───── THE INPUT

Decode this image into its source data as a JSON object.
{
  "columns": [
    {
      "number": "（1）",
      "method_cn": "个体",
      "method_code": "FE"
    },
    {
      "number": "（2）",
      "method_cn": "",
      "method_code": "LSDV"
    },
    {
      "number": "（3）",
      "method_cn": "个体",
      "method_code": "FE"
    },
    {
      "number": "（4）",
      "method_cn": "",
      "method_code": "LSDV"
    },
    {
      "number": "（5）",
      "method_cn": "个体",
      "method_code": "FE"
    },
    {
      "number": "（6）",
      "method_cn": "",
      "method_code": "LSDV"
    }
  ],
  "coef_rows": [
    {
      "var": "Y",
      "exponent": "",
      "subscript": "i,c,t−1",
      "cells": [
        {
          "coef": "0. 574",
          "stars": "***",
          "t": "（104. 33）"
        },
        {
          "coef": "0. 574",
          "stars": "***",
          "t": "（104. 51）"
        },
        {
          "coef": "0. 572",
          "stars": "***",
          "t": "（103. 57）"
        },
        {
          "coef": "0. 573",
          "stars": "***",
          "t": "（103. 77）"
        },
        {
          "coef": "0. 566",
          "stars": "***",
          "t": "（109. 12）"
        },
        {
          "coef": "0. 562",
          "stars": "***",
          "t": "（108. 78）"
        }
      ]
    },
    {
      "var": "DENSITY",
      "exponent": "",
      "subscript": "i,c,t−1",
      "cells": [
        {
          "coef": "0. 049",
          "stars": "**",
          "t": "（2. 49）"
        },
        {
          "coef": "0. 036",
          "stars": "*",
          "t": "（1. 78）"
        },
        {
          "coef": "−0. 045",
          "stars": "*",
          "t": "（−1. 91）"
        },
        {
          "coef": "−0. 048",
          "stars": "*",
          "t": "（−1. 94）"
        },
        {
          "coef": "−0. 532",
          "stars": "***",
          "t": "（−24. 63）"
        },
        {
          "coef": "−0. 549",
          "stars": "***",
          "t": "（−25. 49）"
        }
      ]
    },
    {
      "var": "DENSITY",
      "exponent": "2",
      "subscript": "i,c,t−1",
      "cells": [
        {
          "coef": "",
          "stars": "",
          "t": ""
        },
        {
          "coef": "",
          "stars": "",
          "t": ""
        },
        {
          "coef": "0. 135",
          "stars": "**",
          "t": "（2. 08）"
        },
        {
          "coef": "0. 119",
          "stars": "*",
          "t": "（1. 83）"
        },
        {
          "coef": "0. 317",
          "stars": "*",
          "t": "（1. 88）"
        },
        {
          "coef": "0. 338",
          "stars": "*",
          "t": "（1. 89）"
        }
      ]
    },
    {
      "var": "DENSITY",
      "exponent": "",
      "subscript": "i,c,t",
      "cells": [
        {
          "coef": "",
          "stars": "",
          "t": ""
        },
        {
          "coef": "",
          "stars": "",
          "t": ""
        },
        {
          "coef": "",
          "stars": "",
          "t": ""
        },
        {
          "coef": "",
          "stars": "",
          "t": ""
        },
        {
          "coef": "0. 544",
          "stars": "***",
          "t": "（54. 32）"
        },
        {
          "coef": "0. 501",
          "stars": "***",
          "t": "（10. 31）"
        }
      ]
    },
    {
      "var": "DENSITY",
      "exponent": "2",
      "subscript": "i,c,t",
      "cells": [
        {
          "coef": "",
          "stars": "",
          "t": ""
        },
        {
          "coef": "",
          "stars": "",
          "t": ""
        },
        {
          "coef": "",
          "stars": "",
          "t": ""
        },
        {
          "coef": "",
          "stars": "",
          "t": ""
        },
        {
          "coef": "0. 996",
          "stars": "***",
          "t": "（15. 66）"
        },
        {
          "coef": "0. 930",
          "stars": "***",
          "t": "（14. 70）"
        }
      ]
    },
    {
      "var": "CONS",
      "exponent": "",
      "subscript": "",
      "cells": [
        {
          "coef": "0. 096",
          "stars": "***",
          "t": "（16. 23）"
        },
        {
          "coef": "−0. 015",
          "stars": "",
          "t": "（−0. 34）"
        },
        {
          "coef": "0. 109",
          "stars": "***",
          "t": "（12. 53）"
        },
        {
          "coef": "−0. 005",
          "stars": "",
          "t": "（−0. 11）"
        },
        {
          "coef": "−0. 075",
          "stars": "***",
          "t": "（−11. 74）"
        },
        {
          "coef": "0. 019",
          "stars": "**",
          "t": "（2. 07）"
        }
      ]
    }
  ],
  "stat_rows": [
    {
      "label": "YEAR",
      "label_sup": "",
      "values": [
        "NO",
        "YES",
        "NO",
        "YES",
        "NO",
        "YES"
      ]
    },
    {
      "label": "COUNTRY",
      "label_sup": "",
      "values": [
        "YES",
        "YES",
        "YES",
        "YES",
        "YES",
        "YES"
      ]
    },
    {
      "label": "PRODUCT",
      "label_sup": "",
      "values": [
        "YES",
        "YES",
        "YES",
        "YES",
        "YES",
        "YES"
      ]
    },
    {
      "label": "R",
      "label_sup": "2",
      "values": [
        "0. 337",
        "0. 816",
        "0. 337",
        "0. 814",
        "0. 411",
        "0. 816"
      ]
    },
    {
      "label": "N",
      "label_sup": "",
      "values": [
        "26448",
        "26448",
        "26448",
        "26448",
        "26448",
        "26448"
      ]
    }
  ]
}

──────────

Repeat the material word for word, in full.

*RESPONSE TO THIS TASK*
Decode this image into its source data as a JSON object.
{
  "columns": [
    {
      "number": "（1）",
      "method_cn": "个体",
      "method_code": "FE"
    },
    {
      "number": "（2）",
      "method_cn": "",
      "method_code": "LSDV"
    },
    {
      "number": "（3）",
      "method_cn": "个体",
      "method_code": "FE"
    },
    {
      "number": "（4）",
      "method_cn": "",
      "method_code": "LSDV"
    },
    {
      "number": "（5）",
      "method_cn": "个体",
      "method_code": "FE"
    },
    {
      "number": "（6）",
      "method_cn": "",
      "method_code": "LSDV"
    }
  ],
  "coef_rows": [
    {
      "var": "Y",
      "exponent": "",
      "subscript": "i,c,t−1",
      "cells": [
        {
          "coef": "0. 574",
          "stars": "***",
          "t": "（104. 33）"
        },
        {
          "coef": "0. 574",
          "stars": "***",
          "t": "（104. 51）"
        },
        {
          "coef": "0. 572",
          "stars": "***",
          "t": "（103. 57）"
        },
        {
          "coef": "0. 573",
          "stars": "***",
          "t": "（103. 77）"
        },
        {
          "coef": "0. 566",
          "stars": "***",
          "t": "（109. 12）"
        },
        {
          "coef": "0. 562",
          "stars": "***",
          "t": "（108. 78）"
        }
      ]
    },
    {
      "var": "DENSITY",
      "exponent": "",
      "subscript": "i,c,t−1",
      "cells": [
        {
          "coef": "0. 049",
          "stars": "**",
          "t": "（2. 49）"
        },
        {
          "coef": "0. 036",
          "stars": "*",
          "t": "（1. 78）"
        },
        {
          "coef": "−0. 045",
          "stars": "*",
          "t": "（−1. 91）"
        },
        {
          "coef": "−0. 048",
          "stars": "*",
          "t": "（−1. 94）"
        },
        {
          "coef": "−0. 532",
          "stars": "***",
          "t": "（−24. 63）"
        },
        {
          "coef": "−0. 549",
          "stars": "***",
          "t": "（−25. 49）"
        }
      ]
    },
    {
      "var": "DENSITY",
      "exponent": "2",
      "subscript": "i,c,t−1",
      "cells": [
        {
          "coef": "",
          "stars": "",
          "t": ""
        },
        {
          "coef": "",
          "stars": "",
          "t": ""
        },
        {
          "coef": "0. 135",
          "stars": "**",
          "t": "（2. 08）"
        },
        {
          "coef": "0. 119",
          "stars": "*",
          "t": "（1. 83）"
        },
        {
          "coef": "0. 317",
          "stars": "*",
          "t": "（1. 88）"
        },
        {
          "coef": "0. 338",
          "stars": "*",
          "t": "（1. 89）"
        }
      ]
    },
    {
      "var": "DENSITY",
      "exponent": "",
      "subscript": "i,c,t",
      "cells": [
        {
          "coef": "",
          "stars": "",
          "t": ""
        },
        {
          "coef": "",
          "stars": "",
          "t": ""
        },
        {
          "coef": "",
          "stars": "",
          "t": ""
        },
        {
          "coef": "",
          "stars": "",
          "t": ""
        },
        {
          "coef": "0. 544",
          "stars": "***",
          "t": "（54. 32）"
        },
        {
          "coef": "0. 501",
          "stars": "***",
          "t": "（10. 31）"
        }
      ]
    },
    {
      "var": "DENSITY",
      "exponent": "2",
      "subscript": "i,c,t",
      "cells": [
        {
          "coef": "",
          "stars": "",
          "t": ""
        },
        {
          "coef": "",
          "stars": "",
          "t": ""
        },
        {
          "coef": "",
          "stars": "",
          "t": ""
        },
        {
          "coef": "",
          "stars": "",
          "t": ""
        },
        {
          "coef": "0. 996",
          "stars": "***",
          "t": "（15. 66）"
        },
        {
          "coef": "0. 930",
          "stars": "***",
          "t": "（14. 70）"
        }
      ]
    },
    {
      "var": "CONS",
      "exponent": "",
      "subscript": "",
      "cells": [
        {
          "coef": "0. 096",
          "stars": "***",
          "t": "（16. 23）"
        },
        {
          "coef": "−0. 015",
          "stars": "",
          "t": "（−0. 34）"
        },
        {
          "coef": "0. 109",
          "stars": "***",
          "t": "（12. 53）"
        },
        {
          "coef": "−0. 005",
          "stars": "",
          "t": "（−0. 11）"
        },
        {
          "coef": "−0. 075",
          "stars": "***",
          "t": "（−11. 74）"
        },
        {
          "coef": "0. 019",
          "stars": "**",
          "t": "（2. 07）"
        }
      ]
    }
  ],
  "stat_rows": [
    {
      "label": "YEAR",
      "label_sup": "",
      "values": [
        "NO",
        "YES",
        "NO",
        "YES",
        "NO",
        "YES"
      ]
    },
    {
      "label": "COUNTRY",
      "label_sup": "",
      "values": [
        "YES",
        "YES",
        "YES",
        "YES",
        "YES",
        "YES"
      ]
    },
    {
      "label": "PRODUCT",
      "label_sup": "",
      "values": [
        "YES",
        "YES",
        "YES",
        "YES",
        "YES",
        "YES"
      ]
    },
    {
      "label": "R",
      "label_sup": "2",
      "values": [
        "0. 337",
        "0. 816",
        "0. 337",
        "0. 814",
        "0. 411",
        "0. 816"
      ]
    },
    {
      "label": "N",
      "label_sup": "",
      "values": [
        "26448",
        "26448",
        "26448",
        "26448",
        "26448",
        "26448"
      ]
    }
  ]
}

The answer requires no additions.